Restate the whole listing word for word. Pictures are left out.

+ + + + + + +

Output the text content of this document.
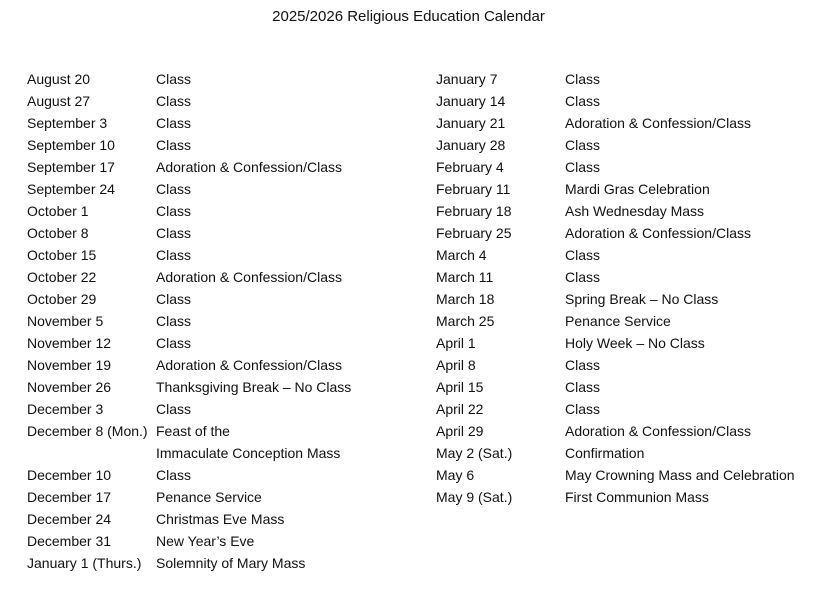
2025/2026 Religious Education Calendar
August 20	Class
August 27	Class
September 3	Class
September 10	Class
September 17	Adoration & Confession/Class
September 24	Class
October 1	Class
October 8	Class
October 15	Class
October 22	Adoration & Confession/Class
October 29	Class
November 5	Class
November 12	Class
November 19	Adoration & Confession/Class
November 26	Thanksgiving Break – No Class
December 3	Class
December 8 (Mon.) Feast of the
Immaculate Conception Mass
December 10	Class
December 17	Penance Service
December 24	Christmas Eve Mass
December 31	New Year’s Eve
January 1 (Thurs.)	Solemnity of Mary Mass
January 7	Class
January 14	Class
January 21	Adoration & Confession/Class
January 28	Class
February 4	Class
February 11	Mardi Gras Celebration
February 18	Ash Wednesday Mass
February 25	Adoration & Confession/Class
March 4	Class
March 11	Class
March 18	Spring Break – No Class
March 25	Penance Service
April 1	Holy Week – No Class
April 8	Class
April 15	Class
April 22	Class
April 29	Adoration & Confession/Class
May 2 (Sat.)	Confirmation
May 6	May Crowning Mass and Celebration
May 9 (Sat.)	First Communion Mass
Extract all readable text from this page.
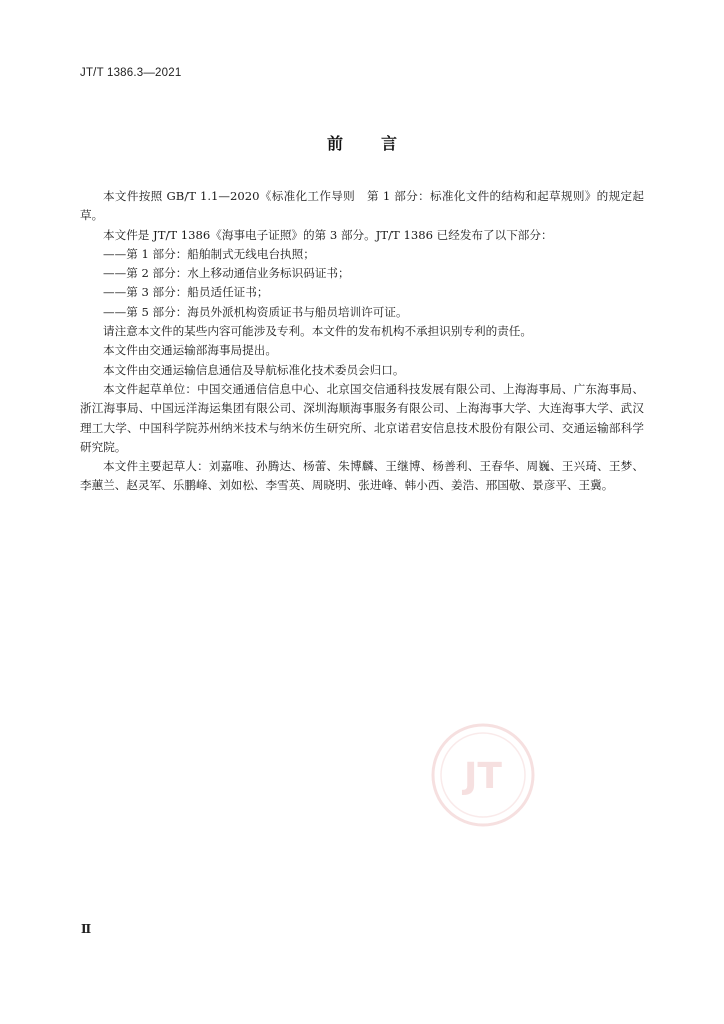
JT/T 1386.3—2021
前 言

本文件按照 GB/T 1.1—2020《标准化工作导则　第 1 部分：标准化文件的结构和起草规则》的规定起草。

本文件是 JT/T 1386《海事电子证照》的第 3 部分。JT/T 1386 已经发布了以下部分：

——第 1 部分：船舶制式无线电台执照；

——第 2 部分：水上移动通信业务标识码证书；

——第 3 部分：船员适任证书；

——第 5 部分：海员外派机构资质证书与船员培训许可证。

请注意本文件的某些内容可能涉及专利。本文件的发布机构不承担识别专利的责任。

本文件由交通运输部海事局提出。

本文件由交通运输信息通信及导航标准化技术委员会归口。

本文件起草单位：中国交通通信信息中心、北京国交信通科技发展有限公司、上海海事局、广东海事局、浙江海事局、中国远洋海运集团有限公司、深圳海顺海事服务有限公司、上海海事大学、大连海事大学、武汉理工大学、中国科学院苏州纳米技术与纳米仿生研究所、北京诺君安信息技术股份有限公司、交通运输部科学研究院。

本文件主要起草人：刘嘉唯、孙腾达、杨蕾、朱博麟、王继博、杨善利、王春华、周巍、王兴琦、王梦、李蕙兰、赵灵军、乐鹏峰、刘如松、李雪英、周晓明、张进峰、韩小西、姜浩、邢国敬、景彦平、王冀。

JT
Ⅱ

+ + + + + + +

[CORRECT ANSWER]
Output the text content of this document.
2025/2026 Religious Education Calendar
August 20	Class
August 27	Class
September 3	Class
September 10	Class
September 17	Adoration & Confession/Class
September 24	Class
October 1	Class
October 8	Class
October 15	Class
October 22	Adoration & Confession/Class
October 29	Class
November 5	Class
November 12	Class
November 19	Adoration & Confession/Class
November 26	Thanksgiving Break – No Class
December 3	Class
December 8 (Mon.) Feast of the
Immaculate Conception Mass
December 10	Class
December 17	Penance Service
December 24	Christmas Eve Mass
December 31	New Year’s Eve
January 1 (Thurs.)	Solemnity of Mary Mass
January 7	Class
January 14	Class
January 21	Adoration & Confession/Class
January 28	Class
February 4	Class
February 11	Mardi Gras Celebration
February 18	Ash Wednesday Mass
February 25	Adoration & Confession/Class
March 4	Class
March 11	Class
March 18	Spring Break – No Class
March 25	Penance Service
April 1	Holy Week – No Class
April 8	Class
April 15	Class
April 22	Class
April 29	Adoration & Confession/Class
May 2 (Sat.)	Confirmation
May 6	May Crowning Mass and Celebration
May 9 (Sat.)	First Communion Mass
Extract all readable text from this page.
JT/T 1386.3—2021
前 言

本文件按照 GB/T 1.1—2020《标准化工作导则　第 1 部分：标准化文件的结构和起草规则》的规定起草。

本文件是 JT/T 1386《海事电子证照》的第 3 部分。JT/T 1386 已经发布了以下部分：

——第 1 部分：船舶制式无线电台执照；

——第 2 部分：水上移动通信业务标识码证书；

——第 3 部分：船员适任证书；

——第 5 部分：海员外派机构资质证书与船员培训许可证。

请注意本文件的某些内容可能涉及专利。本文件的发布机构不承担识别专利的责任。

本文件由交通运输部海事局提出。

本文件由交通运输信息通信及导航标准化技术委员会归口。

本文件起草单位：中国交通通信信息中心、北京国交信通科技发展有限公司、上海海事局、广东海事局、浙江海事局、中国远洋海运集团有限公司、深圳海顺海事服务有限公司、上海海事大学、大连海事大学、武汉理工大学、中国科学院苏州纳米技术与纳米仿生研究所、北京诺君安信息技术股份有限公司、交通运输部科学研究院。

本文件主要起草人：刘嘉唯、孙腾达、杨蕾、朱博麟、王继博、杨善利、王春华、周巍、王兴琦、王梦、李蕙兰、赵灵军、乐鹏峰、刘如松、李雪英、周晓明、张进峰、韩小西、姜浩、邢国敬、景彦平、王冀。

JT
Ⅱ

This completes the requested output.